[Start ROWS]

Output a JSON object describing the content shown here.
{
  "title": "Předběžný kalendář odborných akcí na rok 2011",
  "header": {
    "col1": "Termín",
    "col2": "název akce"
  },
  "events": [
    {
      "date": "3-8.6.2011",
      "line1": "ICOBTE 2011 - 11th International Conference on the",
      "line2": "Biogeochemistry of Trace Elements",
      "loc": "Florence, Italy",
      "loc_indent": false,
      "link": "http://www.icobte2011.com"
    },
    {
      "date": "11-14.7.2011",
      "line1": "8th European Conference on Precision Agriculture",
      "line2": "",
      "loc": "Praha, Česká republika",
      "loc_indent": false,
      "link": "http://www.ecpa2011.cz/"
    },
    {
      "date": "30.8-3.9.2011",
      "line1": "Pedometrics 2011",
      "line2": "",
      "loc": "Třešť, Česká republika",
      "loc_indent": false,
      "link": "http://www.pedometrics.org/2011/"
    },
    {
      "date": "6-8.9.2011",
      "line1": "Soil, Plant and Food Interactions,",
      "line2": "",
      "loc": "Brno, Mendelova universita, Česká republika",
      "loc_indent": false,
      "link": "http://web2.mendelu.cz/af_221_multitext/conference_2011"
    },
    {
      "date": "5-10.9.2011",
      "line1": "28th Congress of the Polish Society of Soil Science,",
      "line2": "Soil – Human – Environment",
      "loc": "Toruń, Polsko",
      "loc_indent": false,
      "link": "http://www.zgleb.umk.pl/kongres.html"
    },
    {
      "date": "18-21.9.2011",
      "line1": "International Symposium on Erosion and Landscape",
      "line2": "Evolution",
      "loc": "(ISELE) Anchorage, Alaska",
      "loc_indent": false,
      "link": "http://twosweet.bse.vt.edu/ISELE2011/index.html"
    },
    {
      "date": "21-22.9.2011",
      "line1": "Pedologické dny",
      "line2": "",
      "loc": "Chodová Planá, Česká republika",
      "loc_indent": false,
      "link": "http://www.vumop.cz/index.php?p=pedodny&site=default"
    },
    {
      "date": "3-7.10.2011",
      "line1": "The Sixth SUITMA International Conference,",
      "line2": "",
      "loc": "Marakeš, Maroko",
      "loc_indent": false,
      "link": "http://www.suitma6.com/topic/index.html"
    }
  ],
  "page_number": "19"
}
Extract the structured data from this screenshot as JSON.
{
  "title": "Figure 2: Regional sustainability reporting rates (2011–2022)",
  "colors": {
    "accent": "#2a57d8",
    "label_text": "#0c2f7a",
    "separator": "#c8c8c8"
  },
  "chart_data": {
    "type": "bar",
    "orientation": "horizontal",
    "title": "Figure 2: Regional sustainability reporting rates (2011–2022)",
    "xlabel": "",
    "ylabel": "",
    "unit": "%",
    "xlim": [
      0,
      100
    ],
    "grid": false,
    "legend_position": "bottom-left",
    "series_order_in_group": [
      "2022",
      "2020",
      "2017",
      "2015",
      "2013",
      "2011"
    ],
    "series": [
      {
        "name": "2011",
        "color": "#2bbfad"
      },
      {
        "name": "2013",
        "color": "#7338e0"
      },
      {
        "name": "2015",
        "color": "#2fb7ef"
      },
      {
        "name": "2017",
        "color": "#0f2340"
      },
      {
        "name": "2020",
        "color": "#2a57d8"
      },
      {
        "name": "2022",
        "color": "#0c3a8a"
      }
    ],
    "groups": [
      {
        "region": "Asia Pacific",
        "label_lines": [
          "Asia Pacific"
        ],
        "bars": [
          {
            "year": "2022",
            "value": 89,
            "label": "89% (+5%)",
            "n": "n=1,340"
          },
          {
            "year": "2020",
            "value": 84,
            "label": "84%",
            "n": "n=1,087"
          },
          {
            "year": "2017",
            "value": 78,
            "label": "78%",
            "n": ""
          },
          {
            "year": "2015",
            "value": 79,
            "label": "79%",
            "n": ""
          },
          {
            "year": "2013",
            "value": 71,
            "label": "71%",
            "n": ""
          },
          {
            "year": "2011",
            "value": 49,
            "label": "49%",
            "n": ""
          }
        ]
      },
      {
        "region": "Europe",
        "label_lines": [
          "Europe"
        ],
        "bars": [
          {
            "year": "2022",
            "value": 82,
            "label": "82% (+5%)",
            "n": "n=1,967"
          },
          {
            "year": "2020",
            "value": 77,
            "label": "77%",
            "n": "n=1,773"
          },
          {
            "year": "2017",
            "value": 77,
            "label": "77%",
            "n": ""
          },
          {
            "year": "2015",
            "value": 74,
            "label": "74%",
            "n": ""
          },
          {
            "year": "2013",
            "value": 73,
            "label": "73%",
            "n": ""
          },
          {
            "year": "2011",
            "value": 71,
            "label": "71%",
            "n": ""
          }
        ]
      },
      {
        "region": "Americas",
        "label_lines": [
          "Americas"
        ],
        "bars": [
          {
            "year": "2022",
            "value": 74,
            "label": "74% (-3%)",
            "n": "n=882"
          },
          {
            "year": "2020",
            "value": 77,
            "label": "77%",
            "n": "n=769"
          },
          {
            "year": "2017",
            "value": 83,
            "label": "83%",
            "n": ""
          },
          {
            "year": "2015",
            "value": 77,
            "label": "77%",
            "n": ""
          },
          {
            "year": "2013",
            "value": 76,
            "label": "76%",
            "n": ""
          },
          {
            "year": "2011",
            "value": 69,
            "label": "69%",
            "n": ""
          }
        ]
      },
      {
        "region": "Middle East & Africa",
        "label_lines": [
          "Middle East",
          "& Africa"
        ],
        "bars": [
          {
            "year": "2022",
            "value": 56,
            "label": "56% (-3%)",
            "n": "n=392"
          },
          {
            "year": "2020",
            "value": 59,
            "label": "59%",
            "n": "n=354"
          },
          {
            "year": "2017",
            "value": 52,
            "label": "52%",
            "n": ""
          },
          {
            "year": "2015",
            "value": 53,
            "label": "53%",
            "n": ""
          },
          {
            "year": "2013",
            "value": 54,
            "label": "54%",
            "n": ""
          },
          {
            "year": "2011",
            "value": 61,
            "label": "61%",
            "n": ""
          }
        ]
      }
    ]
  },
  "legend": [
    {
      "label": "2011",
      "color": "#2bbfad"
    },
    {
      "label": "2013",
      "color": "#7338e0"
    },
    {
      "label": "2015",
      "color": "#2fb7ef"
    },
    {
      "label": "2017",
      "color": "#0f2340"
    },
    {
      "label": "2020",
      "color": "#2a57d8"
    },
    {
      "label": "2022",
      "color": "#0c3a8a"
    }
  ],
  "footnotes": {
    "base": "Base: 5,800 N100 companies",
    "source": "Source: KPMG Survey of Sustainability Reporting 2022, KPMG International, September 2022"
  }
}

[End ROWS]

● OBJECTIVE:
Restate the whole of the material exactly.

● ANSWER TO THE EXERCISE:
Output a JSON object describing the content shown here.
{
  "title": "Předběžný kalendář odborných akcí na rok 2011",
  "header": {
    "col1": "Termín",
    "col2": "název akce"
  },
  "events": [
    {
      "date": "3-8.6.2011",
      "line1": "ICOBTE 2011 - 11th International Conference on the",
      "line2": "Biogeochemistry of Trace Elements",
      "loc": "Florence, Italy",
      "loc_indent": false,
      "link": "http://www.icobte2011.com"
    },
    {
      "date": "11-14.7.2011",
      "line1": "8th European Conference on Precision Agriculture",
      "line2": "",
      "loc": "Praha, Česká republika",
      "loc_indent": false,
      "link": "http://www.ecpa2011.cz/"
    },
    {
      "date": "30.8-3.9.2011",
      "line1": "Pedometrics 2011",
      "line2": "",
      "loc": "Třešť, Česká republika",
      "loc_indent": false,
      "link": "http://www.pedometrics.org/2011/"
    },
    {
      "date": "6-8.9.2011",
      "line1": "Soil, Plant and Food Interactions,",
      "line2": "",
      "loc": "Brno, Mendelova universita, Česká republika",
      "loc_indent": false,
      "link": "http://web2.mendelu.cz/af_221_multitext/conference_2011"
    },
    {
      "date": "5-10.9.2011",
      "line1": "28th Congress of the Polish Society of Soil Science,",
      "line2": "Soil – Human – Environment",
      "loc": "Toruń, Polsko",
      "loc_indent": false,
      "link": "http://www.zgleb.umk.pl/kongres.html"
    },
    {
      "date": "18-21.9.2011",
      "line1": "International Symposium on Erosion and Landscape",
      "line2": "Evolution",
      "loc": "(ISELE) Anchorage, Alaska",
      "loc_indent": false,
      "link": "http://twosweet.bse.vt.edu/ISELE2011/index.html"
    },
    {
      "date": "21-22.9.2011",
      "line1": "Pedologické dny",
      "line2": "",
      "loc": "Chodová Planá, Česká republika",
      "loc_indent": false,
      "link": "http://www.vumop.cz/index.php?p=pedodny&site=default"
    },
    {
      "date": "3-7.10.2011",
      "line1": "The Sixth SUITMA International Conference,",
      "line2": "",
      "loc": "Marakeš, Maroko",
      "loc_indent": false,
      "link": "http://www.suitma6.com/topic/index.html"
    }
  ],
  "page_number": "19"
}
Extract the structured data from this screenshot as JSON.
{
  "title": "Figure 2: Regional sustainability reporting rates (2011–2022)",
  "colors": {
    "accent": "#2a57d8",
    "label_text": "#0c2f7a",
    "separator": "#c8c8c8"
  },
  "chart_data": {
    "type": "bar",
    "orientation": "horizontal",
    "title": "Figure 2: Regional sustainability reporting rates (2011–2022)",
    "xlabel": "",
    "ylabel": "",
    "unit": "%",
    "xlim": [
      0,
      100
    ],
    "grid": false,
    "legend_position": "bottom-left",
    "series_order_in_group": [
      "2022",
      "2020",
      "2017",
      "2015",
      "2013",
      "2011"
    ],
    "series": [
      {
        "name": "2011",
        "color": "#2bbfad"
      },
      {
        "name": "2013",
        "color": "#7338e0"
      },
      {
        "name": "2015",
        "color": "#2fb7ef"
      },
      {
        "name": "2017",
        "color": "#0f2340"
      },
      {
        "name": "2020",
        "color": "#2a57d8"
      },
      {
        "name": "2022",
        "color": "#0c3a8a"
      }
    ],
    "groups": [
      {
        "region": "Asia Pacific",
        "label_lines": [
          "Asia Pacific"
        ],
        "bars": [
          {
            "year": "2022",
            "value": 89,
            "label": "89% (+5%)",
            "n": "n=1,340"
          },
          {
            "year": "2020",
            "value": 84,
            "label": "84%",
            "n": "n=1,087"
          },
          {
            "year": "2017",
            "value": 78,
            "label": "78%",
            "n": ""
          },
          {
            "year": "2015",
            "value": 79,
            "label": "79%",
            "n": ""
          },
          {
            "year": "2013",
            "value": 71,
            "label": "71%",
            "n": ""
          },
          {
            "year": "2011",
            "value": 49,
            "label": "49%",
            "n": ""
          }
        ]
      },
      {
        "region": "Europe",
        "label_lines": [
          "Europe"
        ],
        "bars": [
          {
            "year": "2022",
            "value": 82,
            "label": "82% (+5%)",
            "n": "n=1,967"
          },
          {
            "year": "2020",
            "value": 77,
            "label": "77%",
            "n": "n=1,773"
          },
          {
            "year": "2017",
            "value": 77,
            "label": "77%",
            "n": ""
          },
          {
            "year": "2015",
            "value": 74,
            "label": "74%",
            "n": ""
          },
          {
            "year": "2013",
            "value": 73,
            "label": "73%",
            "n": ""
          },
          {
            "year": "2011",
            "value": 71,
            "label": "71%",
            "n": ""
          }
        ]
      },
      {
        "region": "Americas",
        "label_lines": [
          "Americas"
        ],
        "bars": [
          {
            "year": "2022",
            "value": 74,
            "label": "74% (-3%)",
            "n": "n=882"
          },
          {
            "year": "2020",
            "value": 77,
            "label": "77%",
            "n": "n=769"
          },
          {
            "year": "2017",
            "value": 83,
            "label": "83%",
            "n": ""
          },
          {
            "year": "2015",
            "value": 77,
            "label": "77%",
            "n": ""
          },
          {
            "year": "2013",
            "value": 76,
            "label": "76%",
            "n": ""
          },
          {
            "year": "2011",
            "value": 69,
            "label": "69%",
            "n": ""
          }
        ]
      },
      {
        "region": "Middle East & Africa",
        "label_lines": [
          "Middle East",
          "& Africa"
        ],
        "bars": [
          {
            "year": "2022",
            "value": 56,
            "label": "56% (-3%)",
            "n": "n=392"
          },
          {
            "year": "2020",
            "value": 59,
            "label": "59%",
            "n": "n=354"
          },
          {
            "year": "2017",
            "value": 52,
            "label": "52%",
            "n": ""
          },
          {
            "year": "2015",
            "value": 53,
            "label": "53%",
            "n": ""
          },
          {
            "year": "2013",
            "value": 54,
            "label": "54%",
            "n": ""
          },
          {
            "year": "2011",
            "value": 61,
            "label": "61%",
            "n": ""
          }
        ]
      }
    ]
  },
  "legend": [
    {
      "label": "2011",
      "color": "#2bbfad"
    },
    {
      "label": "2013",
      "color": "#7338e0"
    },
    {
      "label": "2015",
      "color": "#2fb7ef"
    },
    {
      "label": "2017",
      "color": "#0f2340"
    },
    {
      "label": "2020",
      "color": "#2a57d8"
    },
    {
      "label": "2022",
      "color": "#0c3a8a"
    }
  ],
  "footnotes": {
    "base": "Base: 5,800 N100 companies",
    "source": "Source: KPMG Survey of Sustainability Reporting 2022, KPMG International, September 2022"
  }
}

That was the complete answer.